Figure content listings
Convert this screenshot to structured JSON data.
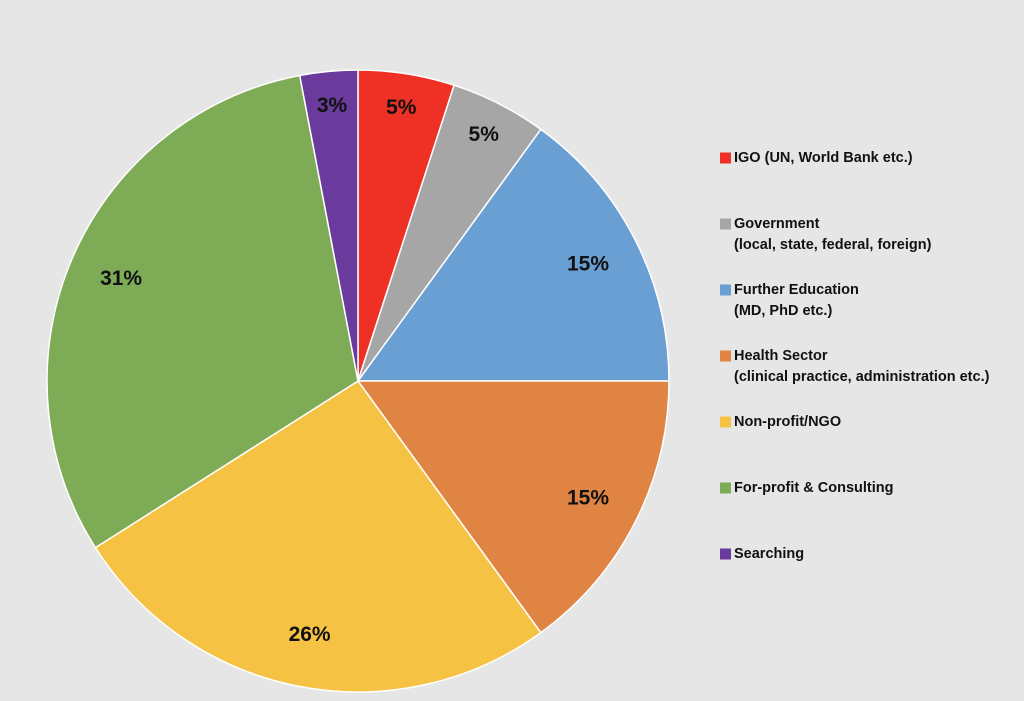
{
  "chart_data": {
    "type": "pie",
    "categories": [
      "IGO (UN, World Bank etc.)",
      "Government (local, state, federal, foreign)",
      "Further Education (MD, PhD etc.)",
      "Health Sector (clinical practice, administration etc.)",
      "Non-profit/NGO",
      "For-profit & Consulting",
      "Searching"
    ],
    "values": [
      5,
      5,
      15,
      15,
      26,
      31,
      3
    ],
    "labels": [
      "5%",
      "5%",
      "15%",
      "15%",
      "26%",
      "31%",
      "3%"
    ],
    "legend": [
      {
        "lines": [
          "IGO (UN, World Bank etc.)"
        ]
      },
      {
        "lines": [
          "Government",
          "(local, state, federal, foreign)"
        ]
      },
      {
        "lines": [
          "Further Education",
          "(MD, PhD etc.)"
        ]
      },
      {
        "lines": [
          "Health Sector",
          "(clinical practice, administration etc.)"
        ]
      },
      {
        "lines": [
          "Non-profit/NGO"
        ]
      },
      {
        "lines": [
          "For-profit & Consulting"
        ]
      },
      {
        "lines": [
          "Searching"
        ]
      }
    ],
    "colors": [
      "#ee3124",
      "#a6a6a6",
      "#6a9fd4",
      "#e08444",
      "#f5c244",
      "#7eab55",
      "#6a3a9c"
    ],
    "legend_position": "right",
    "start_angle": "12 o'clock",
    "direction": "clockwise"
  }
}
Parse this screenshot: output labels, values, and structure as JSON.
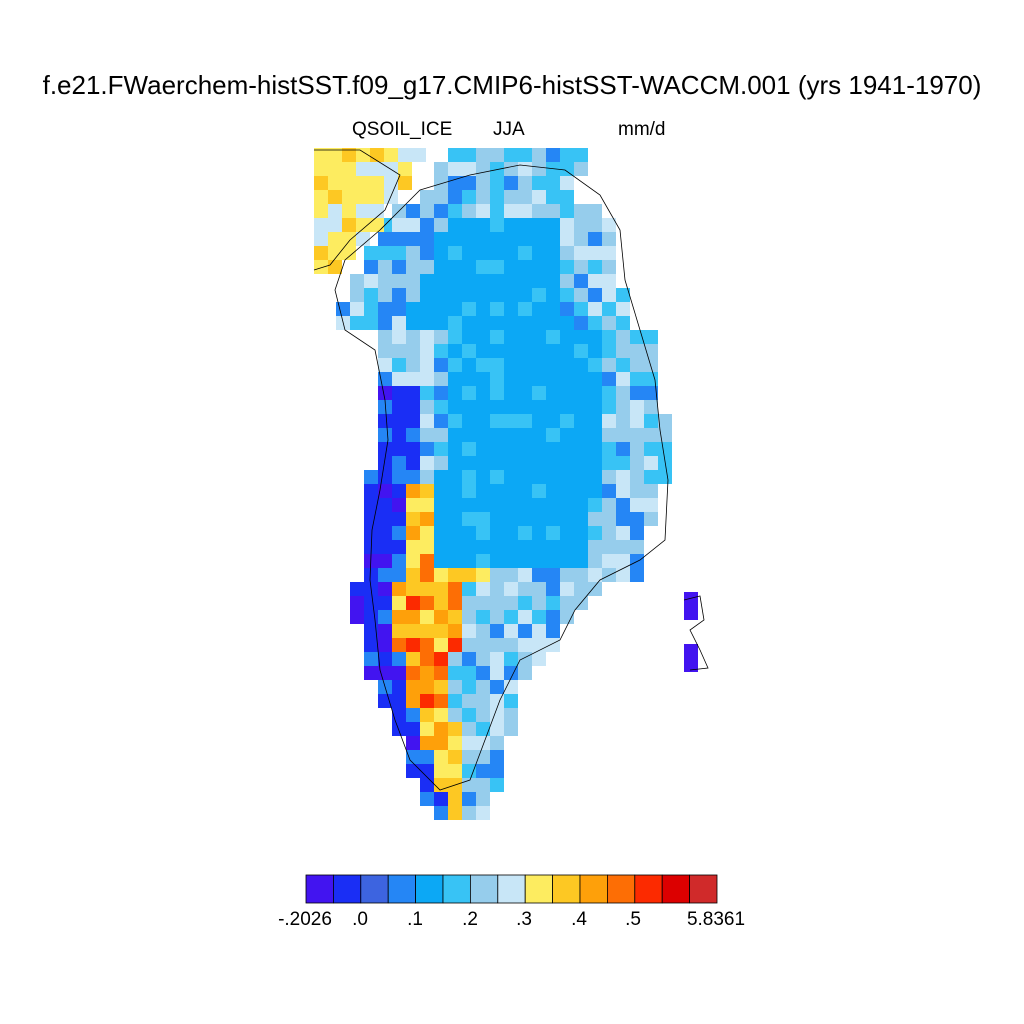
{
  "title": "f.e21.FWaerchem-histSST.f09_g17.CMIP6-histSST-WACCM.001 (yrs 1941-1970)",
  "subtitle": {
    "variable": "QSOIL_ICE",
    "season": "JJA",
    "units": "mm/d"
  },
  "colorbar": {
    "colors": [
      "#4214f0",
      "#1a2ef5",
      "#3d64e0",
      "#2586f5",
      "#0ca8f5",
      "#38c3f5",
      "#96cdec",
      "#c8e6f7",
      "#fdec60",
      "#fdc823",
      "#fea00a",
      "#fd6e05",
      "#fc2a00",
      "#dc0000",
      "#d02a2a"
    ],
    "labels": [
      "-.2026",
      ".0",
      ".1",
      ".2",
      ".3",
      ".4",
      ".5",
      "5.8361"
    ]
  },
  "map_data": {
    "region": "Greenland",
    "description_colors": "max ice-soil flux along southwest coast (orange/red), interior ~.1 (blue)"
  }
}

## WHAT IS NEEDED
Retype the records exactly. Any image in them should not appear in what you write.

## REPLY TO THE TASK
Convert this screenshot to structured JSON data.
{
  "chart_data": {
    "type": "pie",
    "categories": [
      "IGO (UN, World Bank etc.)",
      "Government (local, state, federal, foreign)",
      "Further Education (MD, PhD etc.)",
      "Health Sector (clinical practice, administration etc.)",
      "Non-profit/NGO",
      "For-profit & Consulting",
      "Searching"
    ],
    "values": [
      5,
      5,
      15,
      15,
      26,
      31,
      3
    ],
    "labels": [
      "5%",
      "5%",
      "15%",
      "15%",
      "26%",
      "31%",
      "3%"
    ],
    "legend": [
      {
        "lines": [
          "IGO (UN, World Bank etc.)"
        ]
      },
      {
        "lines": [
          "Government",
          "(local, state, federal, foreign)"
        ]
      },
      {
        "lines": [
          "Further Education",
          "(MD, PhD etc.)"
        ]
      },
      {
        "lines": [
          "Health Sector",
          "(clinical practice, administration etc.)"
        ]
      },
      {
        "lines": [
          "Non-profit/NGO"
        ]
      },
      {
        "lines": [
          "For-profit & Consulting"
        ]
      },
      {
        "lines": [
          "Searching"
        ]
      }
    ],
    "colors": [
      "#ee3124",
      "#a6a6a6",
      "#6a9fd4",
      "#e08444",
      "#f5c244",
      "#7eab55",
      "#6a3a9c"
    ],
    "legend_position": "right",
    "start_angle": "12 o'clock",
    "direction": "clockwise"
  }
}
Parse this screenshot: output labels, values, and structure as JSON.
{
  "title": "f.e21.FWaerchem-histSST.f09_g17.CMIP6-histSST-WACCM.001 (yrs 1941-1970)",
  "subtitle": {
    "variable": "QSOIL_ICE",
    "season": "JJA",
    "units": "mm/d"
  },
  "colorbar": {
    "colors": [
      "#4214f0",
      "#1a2ef5",
      "#3d64e0",
      "#2586f5",
      "#0ca8f5",
      "#38c3f5",
      "#96cdec",
      "#c8e6f7",
      "#fdec60",
      "#fdc823",
      "#fea00a",
      "#fd6e05",
      "#fc2a00",
      "#dc0000",
      "#d02a2a"
    ],
    "labels": [
      "-.2026",
      ".0",
      ".1",
      ".2",
      ".3",
      ".4",
      ".5",
      "5.8361"
    ]
  },
  "map_data": {
    "region": "Greenland",
    "description_colors": "max ice-soil flux along southwest coast (orange/red), interior ~.1 (blue)"
  }
}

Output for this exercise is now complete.